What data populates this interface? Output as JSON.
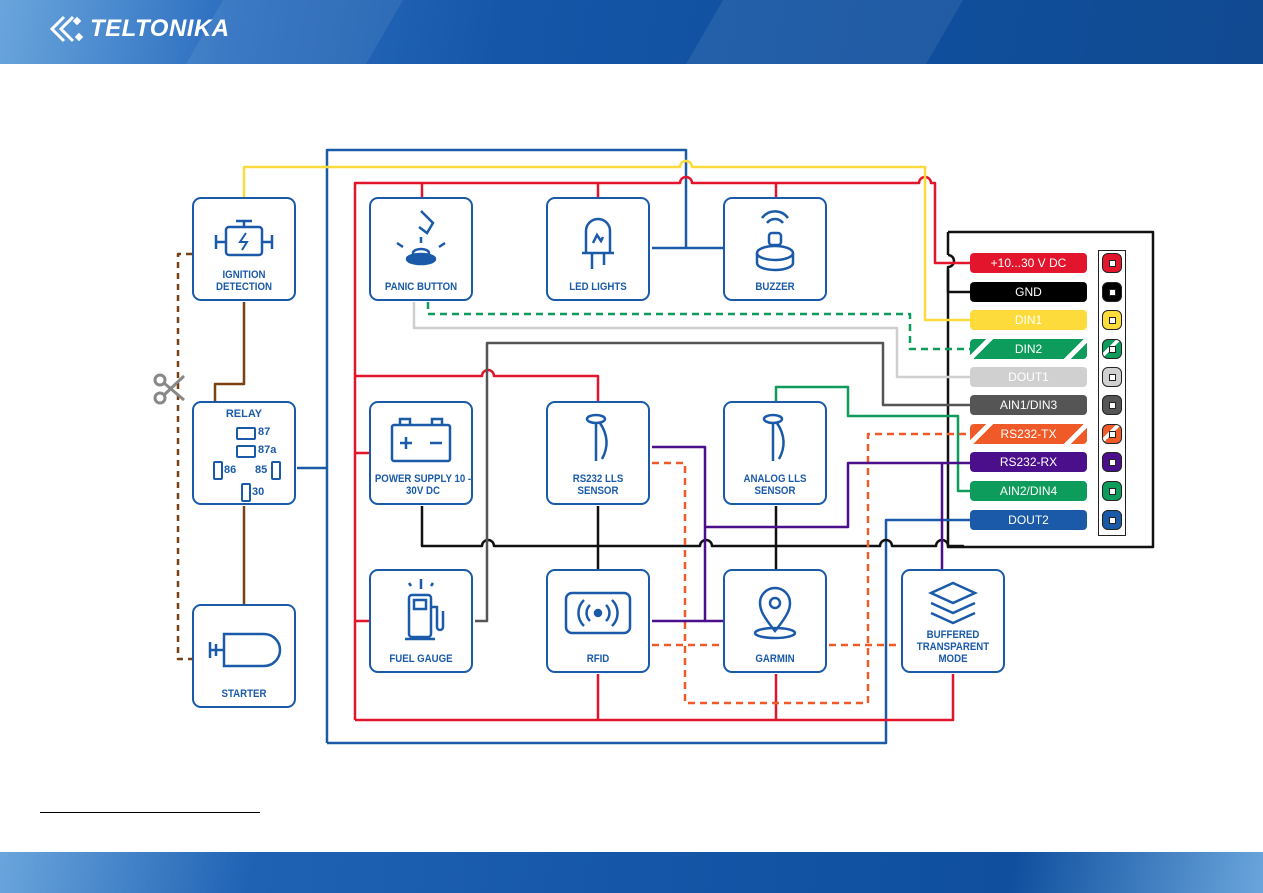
{
  "header": {
    "logo_text": "TELTONIKA"
  },
  "devices": {
    "ignition": "IGNITION DETECTION",
    "relay": "RELAY",
    "starter": "STARTER",
    "panic": "PANIC BUTTON",
    "led": "LED LIGHTS",
    "buzzer": "BUZZER",
    "power": "POWER SUPPLY 10 - 30V DC",
    "rs232_lls": "RS232 LLS SENSOR",
    "analog_lls": "ANALOG LLS SENSOR",
    "fuel": "FUEL GAUGE",
    "rfid": "RFID",
    "garmin": "GARMIN",
    "buffered": "BUFFERED TRANSPARENT MODE"
  },
  "relay_pins": {
    "p87": "87",
    "p87a": "87a",
    "p86": "86",
    "p85": "85",
    "p30": "30"
  },
  "connector": [
    {
      "label": "+10...30 V DC",
      "color": "#e3152c"
    },
    {
      "label": "GND",
      "color": "#000000"
    },
    {
      "label": "DIN1",
      "color": "#fddb3a"
    },
    {
      "label": "DIN2",
      "color": "#0d9c5b",
      "striped": true
    },
    {
      "label": "DOUT1",
      "color": "#d0d0d0"
    },
    {
      "label": "AIN1/DIN3",
      "color": "#555555"
    },
    {
      "label": "RS232-TX",
      "color": "#f05a28",
      "striped": true
    },
    {
      "label": "RS232-RX",
      "color": "#4b0f8c"
    },
    {
      "label": "AIN2/DIN4",
      "color": "#0d9c5b"
    },
    {
      "label": "DOUT2",
      "color": "#1a5aa8"
    }
  ]
}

• • • • •

Stated exercise
Reproduce the records above exactly, leaving out every picture they contain.

Exercise answer
What data populates this interface? Output as JSON.
{
  "header": {
    "logo_text": "TELTONIKA"
  },
  "devices": {
    "ignition": "IGNITION DETECTION",
    "relay": "RELAY",
    "starter": "STARTER",
    "panic": "PANIC BUTTON",
    "led": "LED LIGHTS",
    "buzzer": "BUZZER",
    "power": "POWER SUPPLY 10 - 30V DC",
    "rs232_lls": "RS232 LLS SENSOR",
    "analog_lls": "ANALOG LLS SENSOR",
    "fuel": "FUEL GAUGE",
    "rfid": "RFID",
    "garmin": "GARMIN",
    "buffered": "BUFFERED TRANSPARENT MODE"
  },
  "relay_pins": {
    "p87": "87",
    "p87a": "87a",
    "p86": "86",
    "p85": "85",
    "p30": "30"
  },
  "connector": [
    {
      "label": "+10...30 V DC",
      "color": "#e3152c"
    },
    {
      "label": "GND",
      "color": "#000000"
    },
    {
      "label": "DIN1",
      "color": "#fddb3a"
    },
    {
      "label": "DIN2",
      "color": "#0d9c5b",
      "striped": true
    },
    {
      "label": "DOUT1",
      "color": "#d0d0d0"
    },
    {
      "label": "AIN1/DIN3",
      "color": "#555555"
    },
    {
      "label": "RS232-TX",
      "color": "#f05a28",
      "striped": true
    },
    {
      "label": "RS232-RX",
      "color": "#4b0f8c"
    },
    {
      "label": "AIN2/DIN4",
      "color": "#0d9c5b"
    },
    {
      "label": "DOUT2",
      "color": "#1a5aa8"
    }
  ]
}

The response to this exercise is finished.